[START OF DATA PROVIDED]

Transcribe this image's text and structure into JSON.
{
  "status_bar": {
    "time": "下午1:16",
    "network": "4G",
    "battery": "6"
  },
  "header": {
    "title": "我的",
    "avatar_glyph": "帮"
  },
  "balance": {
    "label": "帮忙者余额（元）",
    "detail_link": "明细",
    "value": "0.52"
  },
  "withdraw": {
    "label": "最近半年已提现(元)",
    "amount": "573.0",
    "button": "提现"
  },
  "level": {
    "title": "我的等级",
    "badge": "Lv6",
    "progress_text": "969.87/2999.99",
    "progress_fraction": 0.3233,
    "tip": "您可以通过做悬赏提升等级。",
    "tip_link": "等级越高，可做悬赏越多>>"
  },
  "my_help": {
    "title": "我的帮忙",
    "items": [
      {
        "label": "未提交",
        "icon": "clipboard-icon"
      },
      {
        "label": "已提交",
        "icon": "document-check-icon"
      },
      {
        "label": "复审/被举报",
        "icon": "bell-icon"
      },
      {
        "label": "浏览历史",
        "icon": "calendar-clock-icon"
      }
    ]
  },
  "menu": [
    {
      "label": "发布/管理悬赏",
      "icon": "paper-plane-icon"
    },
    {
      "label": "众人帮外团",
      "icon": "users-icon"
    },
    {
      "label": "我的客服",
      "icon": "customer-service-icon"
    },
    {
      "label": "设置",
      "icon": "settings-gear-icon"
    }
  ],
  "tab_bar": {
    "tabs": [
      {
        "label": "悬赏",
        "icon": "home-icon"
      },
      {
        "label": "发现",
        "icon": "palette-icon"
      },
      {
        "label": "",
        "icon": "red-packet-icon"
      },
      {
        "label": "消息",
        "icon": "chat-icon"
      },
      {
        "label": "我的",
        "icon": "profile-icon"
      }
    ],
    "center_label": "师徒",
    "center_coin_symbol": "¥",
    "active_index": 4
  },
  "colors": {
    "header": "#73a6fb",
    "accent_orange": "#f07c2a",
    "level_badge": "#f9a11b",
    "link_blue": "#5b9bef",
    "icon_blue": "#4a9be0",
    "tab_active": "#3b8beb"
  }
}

[END OF DATA PROVIDED]

◆ **TASK INSTRUCTIONS**
Would you reproduce all the entries exactly?

◆ **SOLUTION FOR THIS TASK**
Transcribe this image's text and structure into JSON.
{
  "status_bar": {
    "time": "下午1:16",
    "network": "4G",
    "battery": "6"
  },
  "header": {
    "title": "我的",
    "avatar_glyph": "帮"
  },
  "balance": {
    "label": "帮忙者余额（元）",
    "detail_link": "明细",
    "value": "0.52"
  },
  "withdraw": {
    "label": "最近半年已提现(元)",
    "amount": "573.0",
    "button": "提现"
  },
  "level": {
    "title": "我的等级",
    "badge": "Lv6",
    "progress_text": "969.87/2999.99",
    "progress_fraction": 0.3233,
    "tip": "您可以通过做悬赏提升等级。",
    "tip_link": "等级越高，可做悬赏越多>>"
  },
  "my_help": {
    "title": "我的帮忙",
    "items": [
      {
        "label": "未提交",
        "icon": "clipboard-icon"
      },
      {
        "label": "已提交",
        "icon": "document-check-icon"
      },
      {
        "label": "复审/被举报",
        "icon": "bell-icon"
      },
      {
        "label": "浏览历史",
        "icon": "calendar-clock-icon"
      }
    ]
  },
  "menu": [
    {
      "label": "发布/管理悬赏",
      "icon": "paper-plane-icon"
    },
    {
      "label": "众人帮外团",
      "icon": "users-icon"
    },
    {
      "label": "我的客服",
      "icon": "customer-service-icon"
    },
    {
      "label": "设置",
      "icon": "settings-gear-icon"
    }
  ],
  "tab_bar": {
    "tabs": [
      {
        "label": "悬赏",
        "icon": "home-icon"
      },
      {
        "label": "发现",
        "icon": "palette-icon"
      },
      {
        "label": "",
        "icon": "red-packet-icon"
      },
      {
        "label": "消息",
        "icon": "chat-icon"
      },
      {
        "label": "我的",
        "icon": "profile-icon"
      }
    ],
    "center_label": "师徒",
    "center_coin_symbol": "¥",
    "active_index": 4
  },
  "colors": {
    "header": "#73a6fb",
    "accent_orange": "#f07c2a",
    "level_badge": "#f9a11b",
    "link_blue": "#5b9bef",
    "icon_blue": "#4a9be0",
    "tab_active": "#3b8beb"
  }
}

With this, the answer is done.